> **The problem**:
Every entry here needs to be repeated exactly.

> **Information supplied**:
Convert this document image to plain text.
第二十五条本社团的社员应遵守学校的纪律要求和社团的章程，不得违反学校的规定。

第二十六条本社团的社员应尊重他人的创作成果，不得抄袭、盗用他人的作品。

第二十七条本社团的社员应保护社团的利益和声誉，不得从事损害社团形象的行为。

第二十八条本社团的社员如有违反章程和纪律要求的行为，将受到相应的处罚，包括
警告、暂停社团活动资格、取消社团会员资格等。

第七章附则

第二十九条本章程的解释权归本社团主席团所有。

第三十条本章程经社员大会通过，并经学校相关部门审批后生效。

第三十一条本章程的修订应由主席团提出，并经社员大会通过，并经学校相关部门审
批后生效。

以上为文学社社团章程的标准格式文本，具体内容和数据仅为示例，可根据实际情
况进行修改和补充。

> **Task answer**:
Convert this document image to plain text.
第二十五条本社团的社员应遵守学校的纪律要求和社团的章程，不得违反学校的规定。

第二十六条本社团的社员应尊重他人的创作成果，不得抄袭、盗用他人的作品。

第二十七条本社团的社员应保护社团的利益和声誉，不得从事损害社团形象的行为。

第二十八条本社团的社员如有违反章程和纪律要求的行为，将受到相应的处罚，包括
警告、暂停社团活动资格、取消社团会员资格等。

第七章附则

第二十九条本章程的解释权归本社团主席团所有。

第三十条本章程经社员大会通过，并经学校相关部门审批后生效。

第三十一条本章程的修订应由主席团提出，并经社员大会通过，并经学校相关部门审
批后生效。

以上为文学社社团章程的标准格式文本，具体内容和数据仅为示例，可根据实际情
况进行修改和补充。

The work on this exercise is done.